What you need to do: Track down the lines that contain "Narrative" and copy them.

· · · · · · ·

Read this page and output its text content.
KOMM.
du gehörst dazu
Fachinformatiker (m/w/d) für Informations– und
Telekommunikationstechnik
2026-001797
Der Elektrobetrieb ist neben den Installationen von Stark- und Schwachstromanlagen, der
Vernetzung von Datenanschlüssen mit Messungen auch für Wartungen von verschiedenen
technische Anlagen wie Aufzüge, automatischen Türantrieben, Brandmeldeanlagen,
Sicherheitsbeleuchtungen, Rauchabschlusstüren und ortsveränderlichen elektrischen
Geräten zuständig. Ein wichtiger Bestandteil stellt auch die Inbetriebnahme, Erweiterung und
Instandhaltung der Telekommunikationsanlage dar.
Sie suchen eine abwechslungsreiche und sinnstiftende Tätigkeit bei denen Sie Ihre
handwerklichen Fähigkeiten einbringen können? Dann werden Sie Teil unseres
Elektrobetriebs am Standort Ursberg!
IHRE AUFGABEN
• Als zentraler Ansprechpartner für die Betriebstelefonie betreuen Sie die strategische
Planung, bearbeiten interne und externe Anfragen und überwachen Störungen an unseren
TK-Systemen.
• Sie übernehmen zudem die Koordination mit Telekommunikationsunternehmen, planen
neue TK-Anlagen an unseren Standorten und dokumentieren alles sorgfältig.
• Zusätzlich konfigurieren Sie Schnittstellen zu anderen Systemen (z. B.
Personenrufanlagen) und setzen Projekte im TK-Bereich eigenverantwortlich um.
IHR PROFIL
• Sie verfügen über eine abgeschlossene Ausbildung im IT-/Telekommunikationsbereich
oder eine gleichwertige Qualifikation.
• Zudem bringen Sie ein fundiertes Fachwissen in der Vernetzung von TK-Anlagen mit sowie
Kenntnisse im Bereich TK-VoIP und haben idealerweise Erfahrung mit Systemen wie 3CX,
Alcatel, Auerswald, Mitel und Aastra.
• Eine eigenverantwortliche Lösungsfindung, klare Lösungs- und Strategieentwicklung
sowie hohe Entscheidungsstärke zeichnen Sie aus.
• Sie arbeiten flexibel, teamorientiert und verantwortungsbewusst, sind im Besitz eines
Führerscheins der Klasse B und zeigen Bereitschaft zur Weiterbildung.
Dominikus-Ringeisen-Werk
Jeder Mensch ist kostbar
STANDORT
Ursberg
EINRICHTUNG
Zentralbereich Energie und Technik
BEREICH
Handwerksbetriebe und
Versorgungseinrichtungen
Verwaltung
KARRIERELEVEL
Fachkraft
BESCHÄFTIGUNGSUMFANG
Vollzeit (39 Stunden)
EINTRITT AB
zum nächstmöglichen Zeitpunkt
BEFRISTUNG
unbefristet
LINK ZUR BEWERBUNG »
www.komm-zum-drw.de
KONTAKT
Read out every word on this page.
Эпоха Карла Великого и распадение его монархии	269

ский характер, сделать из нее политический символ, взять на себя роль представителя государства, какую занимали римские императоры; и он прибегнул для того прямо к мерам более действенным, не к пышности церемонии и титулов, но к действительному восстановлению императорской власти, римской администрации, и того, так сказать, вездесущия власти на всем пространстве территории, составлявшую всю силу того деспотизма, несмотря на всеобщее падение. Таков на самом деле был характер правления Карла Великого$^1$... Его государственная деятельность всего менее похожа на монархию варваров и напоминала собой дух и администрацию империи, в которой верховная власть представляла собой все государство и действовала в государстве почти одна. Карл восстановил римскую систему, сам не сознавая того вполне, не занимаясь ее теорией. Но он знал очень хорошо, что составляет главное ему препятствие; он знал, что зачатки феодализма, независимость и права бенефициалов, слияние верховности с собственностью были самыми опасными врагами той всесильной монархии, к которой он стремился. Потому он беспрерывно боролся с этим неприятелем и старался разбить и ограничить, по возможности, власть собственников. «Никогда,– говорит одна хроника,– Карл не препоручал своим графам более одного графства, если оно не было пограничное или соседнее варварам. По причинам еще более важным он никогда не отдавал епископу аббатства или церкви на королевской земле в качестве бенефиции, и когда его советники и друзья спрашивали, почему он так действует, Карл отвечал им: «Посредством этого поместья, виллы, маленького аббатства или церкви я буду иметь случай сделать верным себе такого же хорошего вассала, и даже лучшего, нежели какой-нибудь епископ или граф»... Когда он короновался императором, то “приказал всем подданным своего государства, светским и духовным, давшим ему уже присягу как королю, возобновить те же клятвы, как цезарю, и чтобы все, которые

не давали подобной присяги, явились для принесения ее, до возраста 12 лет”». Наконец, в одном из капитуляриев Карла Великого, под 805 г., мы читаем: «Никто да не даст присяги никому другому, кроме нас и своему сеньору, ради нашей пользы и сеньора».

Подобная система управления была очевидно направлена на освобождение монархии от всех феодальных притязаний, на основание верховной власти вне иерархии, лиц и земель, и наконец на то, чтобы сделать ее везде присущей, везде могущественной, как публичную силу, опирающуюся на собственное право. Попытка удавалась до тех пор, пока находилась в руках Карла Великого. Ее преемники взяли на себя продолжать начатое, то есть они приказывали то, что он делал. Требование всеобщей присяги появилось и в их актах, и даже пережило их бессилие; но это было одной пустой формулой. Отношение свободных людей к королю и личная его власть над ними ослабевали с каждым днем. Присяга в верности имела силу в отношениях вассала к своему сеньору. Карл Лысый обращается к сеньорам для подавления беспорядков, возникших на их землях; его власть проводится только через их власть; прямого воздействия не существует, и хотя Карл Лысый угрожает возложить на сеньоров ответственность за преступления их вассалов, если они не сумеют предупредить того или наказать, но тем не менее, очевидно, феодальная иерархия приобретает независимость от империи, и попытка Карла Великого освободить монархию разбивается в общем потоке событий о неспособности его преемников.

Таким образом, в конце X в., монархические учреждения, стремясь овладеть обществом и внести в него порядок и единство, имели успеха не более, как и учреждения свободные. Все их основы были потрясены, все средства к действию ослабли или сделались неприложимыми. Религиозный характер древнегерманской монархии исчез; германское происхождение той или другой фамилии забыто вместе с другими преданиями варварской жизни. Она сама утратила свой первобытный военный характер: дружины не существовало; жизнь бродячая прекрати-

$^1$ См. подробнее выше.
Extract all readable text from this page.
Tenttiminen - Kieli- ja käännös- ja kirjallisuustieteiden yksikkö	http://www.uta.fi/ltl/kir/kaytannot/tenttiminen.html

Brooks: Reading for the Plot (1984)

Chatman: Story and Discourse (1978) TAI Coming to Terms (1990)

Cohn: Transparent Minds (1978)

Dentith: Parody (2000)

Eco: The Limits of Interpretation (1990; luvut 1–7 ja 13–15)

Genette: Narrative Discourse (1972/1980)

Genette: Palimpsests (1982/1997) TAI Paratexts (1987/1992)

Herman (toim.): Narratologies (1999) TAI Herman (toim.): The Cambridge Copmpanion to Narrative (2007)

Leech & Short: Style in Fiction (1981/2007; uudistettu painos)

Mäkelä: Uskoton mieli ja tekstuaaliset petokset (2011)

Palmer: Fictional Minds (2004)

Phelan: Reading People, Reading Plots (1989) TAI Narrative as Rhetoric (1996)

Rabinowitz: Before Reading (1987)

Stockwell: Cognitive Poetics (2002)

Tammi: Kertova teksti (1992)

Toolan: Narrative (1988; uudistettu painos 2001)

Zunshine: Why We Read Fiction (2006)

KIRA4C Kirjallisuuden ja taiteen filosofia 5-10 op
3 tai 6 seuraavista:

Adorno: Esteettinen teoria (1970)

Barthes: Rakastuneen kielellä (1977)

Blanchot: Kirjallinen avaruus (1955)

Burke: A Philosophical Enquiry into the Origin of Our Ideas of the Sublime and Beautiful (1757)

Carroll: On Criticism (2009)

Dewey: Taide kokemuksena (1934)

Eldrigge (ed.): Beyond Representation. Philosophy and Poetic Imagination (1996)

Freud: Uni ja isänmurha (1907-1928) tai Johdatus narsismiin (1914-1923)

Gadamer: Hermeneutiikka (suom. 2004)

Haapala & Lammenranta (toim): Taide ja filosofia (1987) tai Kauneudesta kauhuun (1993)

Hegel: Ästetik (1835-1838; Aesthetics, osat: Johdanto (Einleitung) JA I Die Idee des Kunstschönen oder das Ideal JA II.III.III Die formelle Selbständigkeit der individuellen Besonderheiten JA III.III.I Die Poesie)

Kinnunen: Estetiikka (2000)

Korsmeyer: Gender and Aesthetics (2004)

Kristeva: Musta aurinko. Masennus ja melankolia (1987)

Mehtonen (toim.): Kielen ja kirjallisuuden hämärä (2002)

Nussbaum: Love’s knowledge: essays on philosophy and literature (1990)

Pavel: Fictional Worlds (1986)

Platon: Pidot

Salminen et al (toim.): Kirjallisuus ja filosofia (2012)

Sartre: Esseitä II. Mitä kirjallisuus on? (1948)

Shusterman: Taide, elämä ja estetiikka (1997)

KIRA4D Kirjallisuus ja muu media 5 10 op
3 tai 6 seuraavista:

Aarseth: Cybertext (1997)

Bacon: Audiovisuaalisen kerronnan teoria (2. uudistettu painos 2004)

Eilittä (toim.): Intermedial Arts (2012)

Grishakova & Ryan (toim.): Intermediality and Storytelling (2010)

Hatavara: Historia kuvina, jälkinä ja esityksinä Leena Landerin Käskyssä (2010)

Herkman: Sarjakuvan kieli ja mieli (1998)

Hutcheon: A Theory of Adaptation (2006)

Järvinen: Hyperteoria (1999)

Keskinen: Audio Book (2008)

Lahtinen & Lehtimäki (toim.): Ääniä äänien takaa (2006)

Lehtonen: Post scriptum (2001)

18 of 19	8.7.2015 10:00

· · · · · · ·

Complete response:
Genette: Narrative Discourse (1972/1980)
Herman (toim.): Narratologies (1999) TAI Herman (toim.): The Cambridge Copmpanion to Narrative (2007)
Phelan: Reading People, Reading Plots (1989) TAI Narrative as Rhetoric (1996)
Toolan: Narrative (1988; uudistettu painos 2001)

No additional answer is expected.